**INSTRUCTIONS FOR THE TASK:**
Which lines in the records below contain the word "celui"? Copy each one out.

----- STORED RECORDS -----

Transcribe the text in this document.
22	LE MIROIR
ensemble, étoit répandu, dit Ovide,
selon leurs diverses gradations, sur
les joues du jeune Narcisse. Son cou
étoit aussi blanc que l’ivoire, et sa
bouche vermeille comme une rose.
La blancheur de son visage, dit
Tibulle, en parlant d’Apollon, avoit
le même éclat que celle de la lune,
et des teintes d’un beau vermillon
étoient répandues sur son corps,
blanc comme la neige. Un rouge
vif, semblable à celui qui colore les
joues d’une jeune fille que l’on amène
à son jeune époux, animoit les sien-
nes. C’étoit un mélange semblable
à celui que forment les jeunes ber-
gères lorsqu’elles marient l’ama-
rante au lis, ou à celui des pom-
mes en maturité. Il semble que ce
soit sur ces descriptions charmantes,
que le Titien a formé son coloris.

-----

**ANSWER FOR THE TASK:**
vif, semblable à celui qui colore les
à celui que forment les jeunes ber-
rante au lis, ou à celui des pom-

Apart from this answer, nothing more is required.